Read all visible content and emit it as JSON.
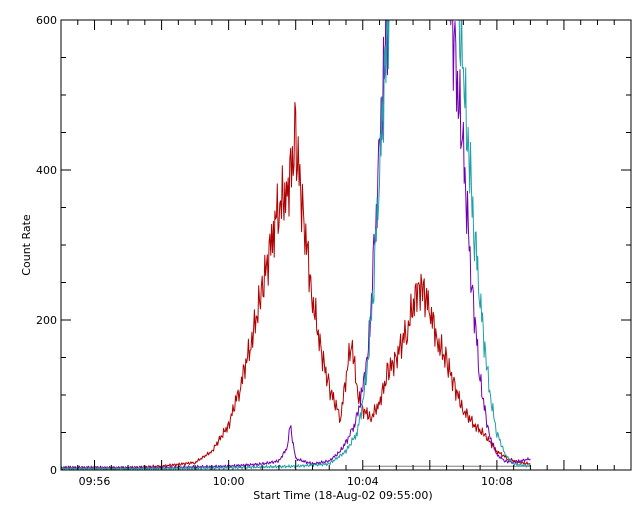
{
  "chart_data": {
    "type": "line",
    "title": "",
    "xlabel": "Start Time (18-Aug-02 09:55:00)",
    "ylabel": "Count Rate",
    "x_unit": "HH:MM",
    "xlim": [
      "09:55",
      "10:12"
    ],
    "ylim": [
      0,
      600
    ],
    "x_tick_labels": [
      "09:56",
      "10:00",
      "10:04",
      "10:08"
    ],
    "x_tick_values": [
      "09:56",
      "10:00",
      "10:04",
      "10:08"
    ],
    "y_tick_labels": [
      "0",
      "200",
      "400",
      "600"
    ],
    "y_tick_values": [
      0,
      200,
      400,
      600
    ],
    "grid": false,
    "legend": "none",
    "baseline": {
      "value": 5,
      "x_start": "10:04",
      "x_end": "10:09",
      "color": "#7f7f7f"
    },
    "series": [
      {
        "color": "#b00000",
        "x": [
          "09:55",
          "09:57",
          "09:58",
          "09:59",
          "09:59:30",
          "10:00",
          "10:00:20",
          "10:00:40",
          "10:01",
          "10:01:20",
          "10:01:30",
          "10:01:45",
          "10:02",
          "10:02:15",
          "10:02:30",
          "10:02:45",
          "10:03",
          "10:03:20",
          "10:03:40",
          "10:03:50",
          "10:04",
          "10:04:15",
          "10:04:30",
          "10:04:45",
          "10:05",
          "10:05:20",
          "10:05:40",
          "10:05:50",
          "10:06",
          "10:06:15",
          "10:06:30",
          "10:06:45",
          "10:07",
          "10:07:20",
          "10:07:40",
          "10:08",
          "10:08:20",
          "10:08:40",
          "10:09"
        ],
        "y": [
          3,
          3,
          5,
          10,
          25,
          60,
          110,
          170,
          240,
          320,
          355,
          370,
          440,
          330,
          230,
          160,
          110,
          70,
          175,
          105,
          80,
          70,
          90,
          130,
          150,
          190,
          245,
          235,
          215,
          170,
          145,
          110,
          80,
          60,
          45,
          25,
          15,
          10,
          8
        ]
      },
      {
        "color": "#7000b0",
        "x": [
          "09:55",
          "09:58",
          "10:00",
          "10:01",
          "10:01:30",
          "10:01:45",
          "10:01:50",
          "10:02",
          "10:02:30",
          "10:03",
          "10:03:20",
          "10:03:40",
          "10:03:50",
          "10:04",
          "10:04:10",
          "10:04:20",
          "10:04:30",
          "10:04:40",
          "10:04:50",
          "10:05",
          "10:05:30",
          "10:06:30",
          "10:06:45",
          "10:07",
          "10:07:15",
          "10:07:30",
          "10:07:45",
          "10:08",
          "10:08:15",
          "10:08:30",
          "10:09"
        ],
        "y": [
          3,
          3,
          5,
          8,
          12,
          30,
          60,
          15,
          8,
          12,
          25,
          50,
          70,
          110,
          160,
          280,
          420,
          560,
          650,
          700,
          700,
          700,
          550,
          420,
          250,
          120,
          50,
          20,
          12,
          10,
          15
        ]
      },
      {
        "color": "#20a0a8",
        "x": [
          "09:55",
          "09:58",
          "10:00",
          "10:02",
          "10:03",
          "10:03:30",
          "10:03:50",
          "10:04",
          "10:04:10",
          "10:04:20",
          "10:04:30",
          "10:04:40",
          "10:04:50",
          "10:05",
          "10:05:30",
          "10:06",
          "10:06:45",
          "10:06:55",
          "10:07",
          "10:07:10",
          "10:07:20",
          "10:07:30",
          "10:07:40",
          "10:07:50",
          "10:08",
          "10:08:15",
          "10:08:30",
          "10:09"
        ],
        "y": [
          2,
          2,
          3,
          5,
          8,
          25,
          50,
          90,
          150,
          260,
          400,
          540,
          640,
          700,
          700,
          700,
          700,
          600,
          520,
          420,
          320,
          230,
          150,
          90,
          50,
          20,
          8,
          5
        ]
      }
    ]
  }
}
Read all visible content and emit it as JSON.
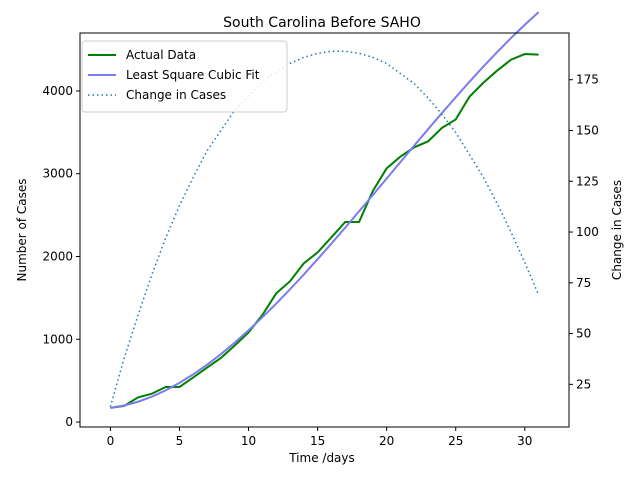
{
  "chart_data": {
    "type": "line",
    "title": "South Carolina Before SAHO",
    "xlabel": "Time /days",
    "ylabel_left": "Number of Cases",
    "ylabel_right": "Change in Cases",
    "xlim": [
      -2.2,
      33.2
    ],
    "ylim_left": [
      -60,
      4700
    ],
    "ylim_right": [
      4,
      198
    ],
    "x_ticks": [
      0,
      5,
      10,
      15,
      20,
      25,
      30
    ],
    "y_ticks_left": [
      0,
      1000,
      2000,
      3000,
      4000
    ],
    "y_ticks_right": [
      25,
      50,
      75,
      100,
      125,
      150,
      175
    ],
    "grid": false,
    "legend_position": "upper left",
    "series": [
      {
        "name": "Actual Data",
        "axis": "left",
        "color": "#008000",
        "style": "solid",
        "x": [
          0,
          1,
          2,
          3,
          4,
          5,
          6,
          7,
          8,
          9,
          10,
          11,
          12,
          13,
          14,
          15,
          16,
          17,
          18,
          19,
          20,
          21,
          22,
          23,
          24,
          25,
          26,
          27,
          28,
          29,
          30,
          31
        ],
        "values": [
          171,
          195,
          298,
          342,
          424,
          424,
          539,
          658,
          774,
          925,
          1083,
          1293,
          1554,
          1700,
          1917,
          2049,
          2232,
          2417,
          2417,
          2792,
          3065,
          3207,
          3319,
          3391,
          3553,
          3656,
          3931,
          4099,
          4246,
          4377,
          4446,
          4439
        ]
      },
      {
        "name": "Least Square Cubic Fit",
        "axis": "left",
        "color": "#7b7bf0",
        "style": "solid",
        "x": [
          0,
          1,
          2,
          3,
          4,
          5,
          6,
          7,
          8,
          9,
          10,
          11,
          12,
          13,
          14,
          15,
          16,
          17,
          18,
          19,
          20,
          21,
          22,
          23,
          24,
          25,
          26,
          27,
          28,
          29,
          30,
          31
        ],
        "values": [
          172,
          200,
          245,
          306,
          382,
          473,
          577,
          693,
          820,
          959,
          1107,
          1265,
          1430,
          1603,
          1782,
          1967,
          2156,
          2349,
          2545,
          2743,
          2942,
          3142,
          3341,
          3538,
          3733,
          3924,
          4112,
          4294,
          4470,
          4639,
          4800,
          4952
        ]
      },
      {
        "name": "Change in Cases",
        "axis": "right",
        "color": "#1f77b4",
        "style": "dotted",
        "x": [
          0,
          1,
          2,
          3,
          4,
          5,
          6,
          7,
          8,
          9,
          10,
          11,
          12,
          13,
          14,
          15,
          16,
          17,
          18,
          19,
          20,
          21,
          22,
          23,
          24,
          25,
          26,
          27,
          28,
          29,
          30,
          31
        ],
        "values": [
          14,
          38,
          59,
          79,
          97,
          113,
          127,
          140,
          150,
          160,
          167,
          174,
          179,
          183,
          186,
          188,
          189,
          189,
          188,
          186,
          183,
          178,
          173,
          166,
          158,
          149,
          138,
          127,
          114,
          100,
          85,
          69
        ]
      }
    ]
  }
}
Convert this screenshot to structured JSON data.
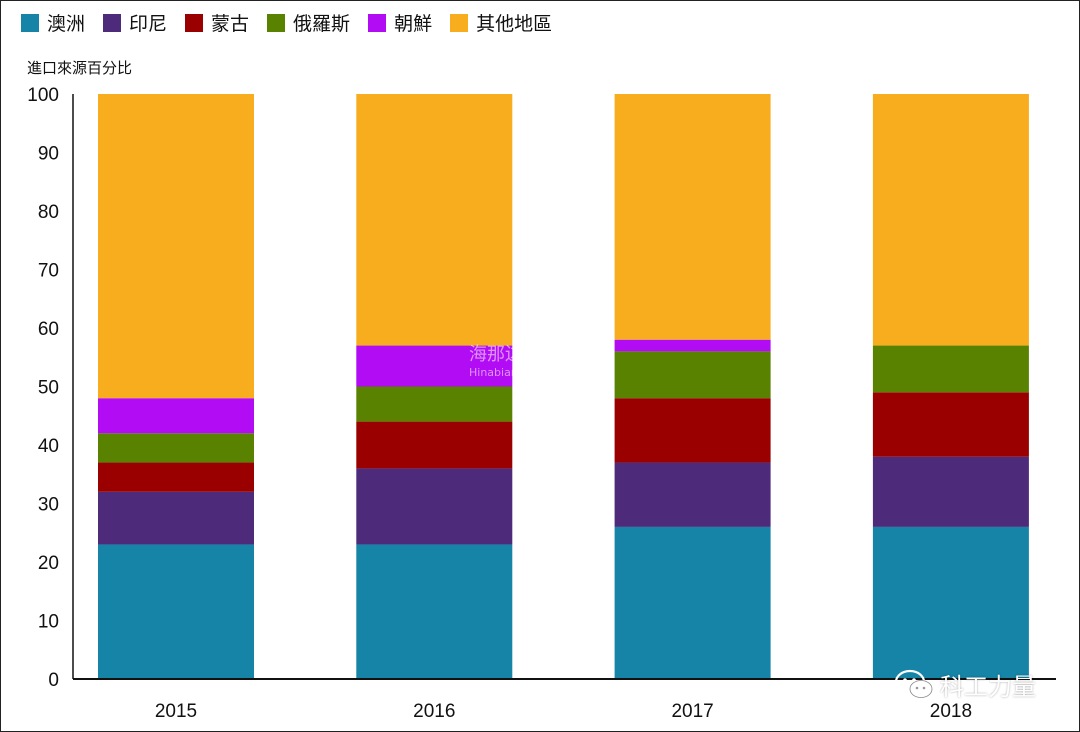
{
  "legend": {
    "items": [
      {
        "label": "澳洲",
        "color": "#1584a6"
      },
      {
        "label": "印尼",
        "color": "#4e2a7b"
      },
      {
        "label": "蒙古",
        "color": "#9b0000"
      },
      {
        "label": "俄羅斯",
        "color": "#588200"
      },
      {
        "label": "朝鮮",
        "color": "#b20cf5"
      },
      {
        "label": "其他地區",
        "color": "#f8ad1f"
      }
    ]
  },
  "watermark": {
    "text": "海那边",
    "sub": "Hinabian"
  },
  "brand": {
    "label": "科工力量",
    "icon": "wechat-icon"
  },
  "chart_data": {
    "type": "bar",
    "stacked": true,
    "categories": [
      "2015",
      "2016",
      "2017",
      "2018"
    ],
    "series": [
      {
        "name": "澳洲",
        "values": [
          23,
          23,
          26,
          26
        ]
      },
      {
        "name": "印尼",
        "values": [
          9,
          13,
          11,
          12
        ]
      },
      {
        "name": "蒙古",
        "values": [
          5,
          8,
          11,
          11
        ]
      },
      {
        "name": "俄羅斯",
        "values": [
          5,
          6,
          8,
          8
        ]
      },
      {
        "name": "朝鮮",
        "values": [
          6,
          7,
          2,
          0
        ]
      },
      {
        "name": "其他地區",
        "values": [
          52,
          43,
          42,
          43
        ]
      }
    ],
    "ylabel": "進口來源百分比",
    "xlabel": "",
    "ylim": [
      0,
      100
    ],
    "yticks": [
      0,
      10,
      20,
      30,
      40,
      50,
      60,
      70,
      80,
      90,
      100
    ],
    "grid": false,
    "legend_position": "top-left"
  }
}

TASK: Write out again, exactly, each line from the one containing "Convert this screenshot" through the last line of the entries, and omit every picture.

CORRECT OUTPUT:
Convert this screenshot to structured JSON data.
{
  "legend": {
    "items": [
      {
        "label": "澳洲",
        "color": "#1584a6"
      },
      {
        "label": "印尼",
        "color": "#4e2a7b"
      },
      {
        "label": "蒙古",
        "color": "#9b0000"
      },
      {
        "label": "俄羅斯",
        "color": "#588200"
      },
      {
        "label": "朝鮮",
        "color": "#b20cf5"
      },
      {
        "label": "其他地區",
        "color": "#f8ad1f"
      }
    ]
  },
  "watermark": {
    "text": "海那边",
    "sub": "Hinabian"
  },
  "brand": {
    "label": "科工力量",
    "icon": "wechat-icon"
  },
  "chart_data": {
    "type": "bar",
    "stacked": true,
    "categories": [
      "2015",
      "2016",
      "2017",
      "2018"
    ],
    "series": [
      {
        "name": "澳洲",
        "values": [
          23,
          23,
          26,
          26
        ]
      },
      {
        "name": "印尼",
        "values": [
          9,
          13,
          11,
          12
        ]
      },
      {
        "name": "蒙古",
        "values": [
          5,
          8,
          11,
          11
        ]
      },
      {
        "name": "俄羅斯",
        "values": [
          5,
          6,
          8,
          8
        ]
      },
      {
        "name": "朝鮮",
        "values": [
          6,
          7,
          2,
          0
        ]
      },
      {
        "name": "其他地區",
        "values": [
          52,
          43,
          42,
          43
        ]
      }
    ],
    "ylabel": "進口來源百分比",
    "xlabel": "",
    "ylim": [
      0,
      100
    ],
    "yticks": [
      0,
      10,
      20,
      30,
      40,
      50,
      60,
      70,
      80,
      90,
      100
    ],
    "grid": false,
    "legend_position": "top-left"
  }
}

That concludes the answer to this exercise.